### [Directions for this task]
Your task is to give the listing below back word for word, pictures excluded.

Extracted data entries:
------------------------------

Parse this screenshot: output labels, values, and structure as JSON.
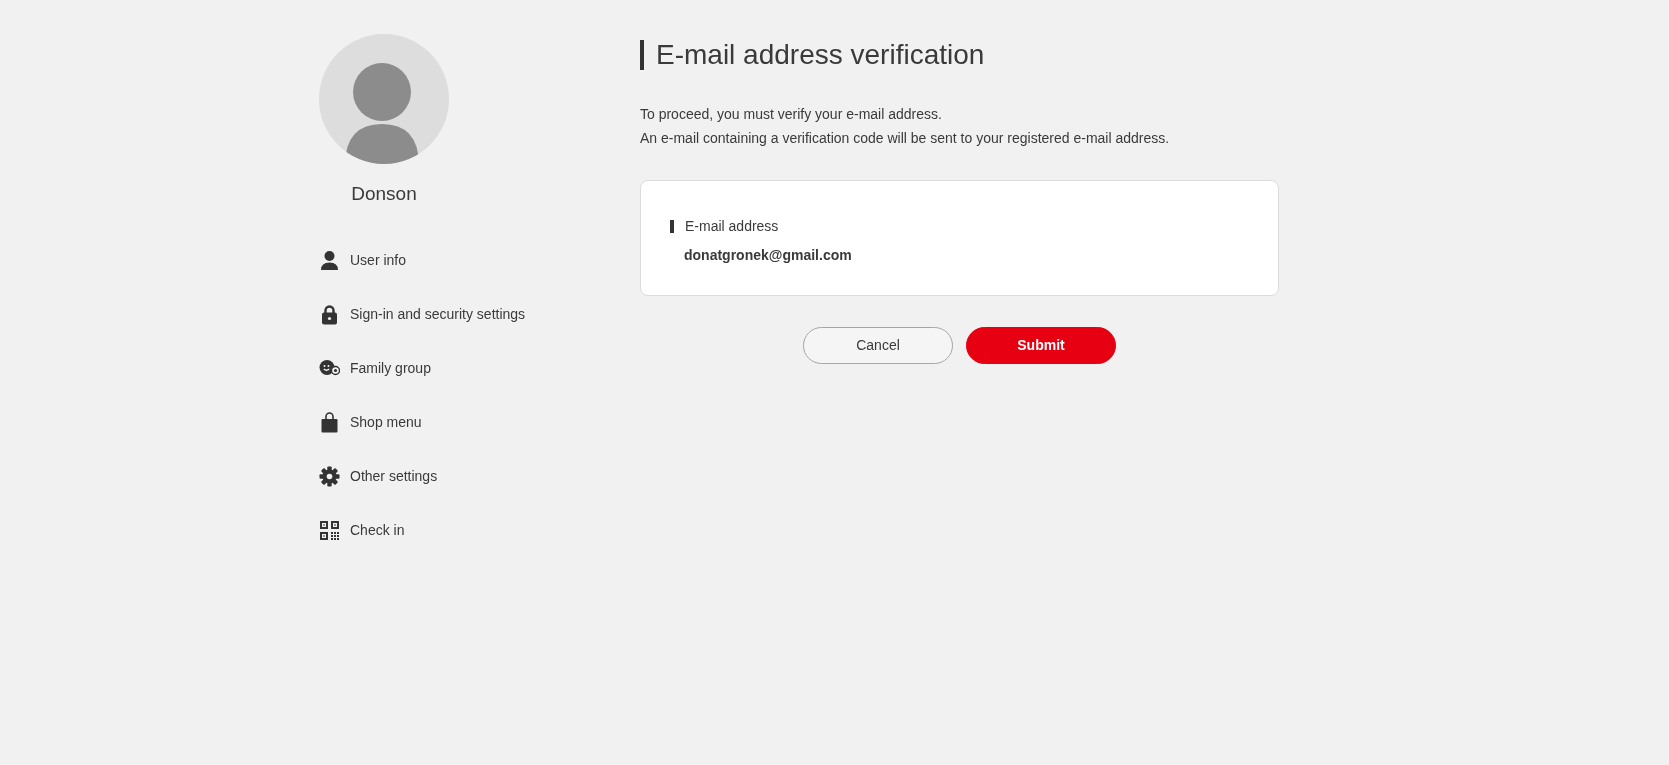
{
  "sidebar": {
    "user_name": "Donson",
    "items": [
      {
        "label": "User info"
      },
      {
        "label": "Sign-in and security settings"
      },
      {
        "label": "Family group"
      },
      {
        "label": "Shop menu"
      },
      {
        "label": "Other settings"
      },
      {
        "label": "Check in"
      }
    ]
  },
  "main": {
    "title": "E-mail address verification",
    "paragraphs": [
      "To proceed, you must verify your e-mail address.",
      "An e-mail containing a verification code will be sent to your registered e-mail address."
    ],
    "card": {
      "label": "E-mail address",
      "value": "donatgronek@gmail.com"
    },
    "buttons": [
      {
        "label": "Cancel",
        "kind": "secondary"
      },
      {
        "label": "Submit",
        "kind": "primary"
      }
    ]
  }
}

------------------------------

### [Task output]
Parse this screenshot: output labels, values, and structure as JSON.
{
  "sidebar": {
    "user_name": "Donson",
    "items": [
      {
        "label": "User info"
      },
      {
        "label": "Sign-in and security settings"
      },
      {
        "label": "Family group"
      },
      {
        "label": "Shop menu"
      },
      {
        "label": "Other settings"
      },
      {
        "label": "Check in"
      }
    ]
  },
  "main": {
    "title": "E-mail address verification",
    "paragraphs": [
      "To proceed, you must verify your e-mail address.",
      "An e-mail containing a verification code will be sent to your registered e-mail address."
    ],
    "card": {
      "label": "E-mail address",
      "value": "donatgronek@gmail.com"
    },
    "buttons": [
      {
        "label": "Cancel",
        "kind": "secondary"
      },
      {
        "label": "Submit",
        "kind": "primary"
      }
    ]
  }
}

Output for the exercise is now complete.